▶ TASK REQUIREMENTS: Write out all of the data without omission, exactly as shown.

▶ THE DATA:
===============

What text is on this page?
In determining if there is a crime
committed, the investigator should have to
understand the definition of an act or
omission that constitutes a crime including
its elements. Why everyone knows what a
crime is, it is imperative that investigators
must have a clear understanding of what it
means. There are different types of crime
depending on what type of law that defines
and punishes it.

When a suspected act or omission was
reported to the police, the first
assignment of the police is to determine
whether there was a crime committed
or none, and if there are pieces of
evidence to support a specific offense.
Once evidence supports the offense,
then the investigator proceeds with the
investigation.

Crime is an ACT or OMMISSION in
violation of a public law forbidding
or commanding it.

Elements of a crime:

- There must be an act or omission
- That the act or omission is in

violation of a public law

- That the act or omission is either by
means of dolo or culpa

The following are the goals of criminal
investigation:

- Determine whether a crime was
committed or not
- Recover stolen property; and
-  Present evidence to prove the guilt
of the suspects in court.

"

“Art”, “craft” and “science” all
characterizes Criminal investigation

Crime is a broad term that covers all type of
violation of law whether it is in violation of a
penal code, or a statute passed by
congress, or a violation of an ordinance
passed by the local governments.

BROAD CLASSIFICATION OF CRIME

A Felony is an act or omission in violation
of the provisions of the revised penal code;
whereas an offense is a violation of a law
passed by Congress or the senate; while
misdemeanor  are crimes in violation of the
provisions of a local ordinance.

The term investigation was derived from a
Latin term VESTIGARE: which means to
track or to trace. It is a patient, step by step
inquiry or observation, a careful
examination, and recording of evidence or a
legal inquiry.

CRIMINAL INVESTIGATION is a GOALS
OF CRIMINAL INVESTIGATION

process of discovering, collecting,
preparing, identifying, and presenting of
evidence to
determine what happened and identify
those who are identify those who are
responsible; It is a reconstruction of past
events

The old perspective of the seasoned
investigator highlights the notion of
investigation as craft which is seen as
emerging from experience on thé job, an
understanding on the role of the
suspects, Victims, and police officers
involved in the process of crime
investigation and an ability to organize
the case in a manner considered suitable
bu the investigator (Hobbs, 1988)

===============

▶ ANSWER TO THE TASK:
What text is on this page?
In determining if there is a crime
committed, the investigator should have to
understand the definition of an act or
omission that constitutes a crime including
its elements. Why everyone knows what a
crime is, it is imperative that investigators
must have a clear understanding of what it
means. There are different types of crime
depending on what type of law that defines
and punishes it.

When a suspected act or omission was
reported to the police, the first
assignment of the police is to determine
whether there was a crime committed
or none, and if there are pieces of
evidence to support a specific offense.
Once evidence supports the offense,
then the investigator proceeds with the
investigation.

Crime is an ACT or OMMISSION in
violation of a public law forbidding
or commanding it.

Elements of a crime:

- There must be an act or omission
- That the act or omission is in

violation of a public law

- That the act or omission is either by
means of dolo or culpa

The following are the goals of criminal
investigation:

- Determine whether a crime was
committed or not
- Recover stolen property; and
-  Present evidence to prove the guilt
of the suspects in court.

"

“Art”, “craft” and “science” all
characterizes Criminal investigation

Crime is a broad term that covers all type of
violation of law whether it is in violation of a
penal code, or a statute passed by
congress, or a violation of an ordinance
passed by the local governments.

BROAD CLASSIFICATION OF CRIME

A Felony is an act or omission in violation
of the provisions of the revised penal code;
whereas an offense is a violation of a law
passed by Congress or the senate; while
misdemeanor  are crimes in violation of the
provisions of a local ordinance.

The term investigation was derived from a
Latin term VESTIGARE: which means to
track or to trace. It is a patient, step by step
inquiry or observation, a careful
examination, and recording of evidence or a
legal inquiry.

CRIMINAL INVESTIGATION is a GOALS
OF CRIMINAL INVESTIGATION

process of discovering, collecting,
preparing, identifying, and presenting of
evidence to
determine what happened and identify
those who are identify those who are
responsible; It is a reconstruction of past
events

The old perspective of the seasoned
investigator highlights the notion of
investigation as craft which is seen as
emerging from experience on thé job, an
understanding on the role of the
suspects, Victims, and police officers
involved in the process of crime
investigation and an ability to organize
the case in a manner considered suitable
bu the investigator (Hobbs, 1988)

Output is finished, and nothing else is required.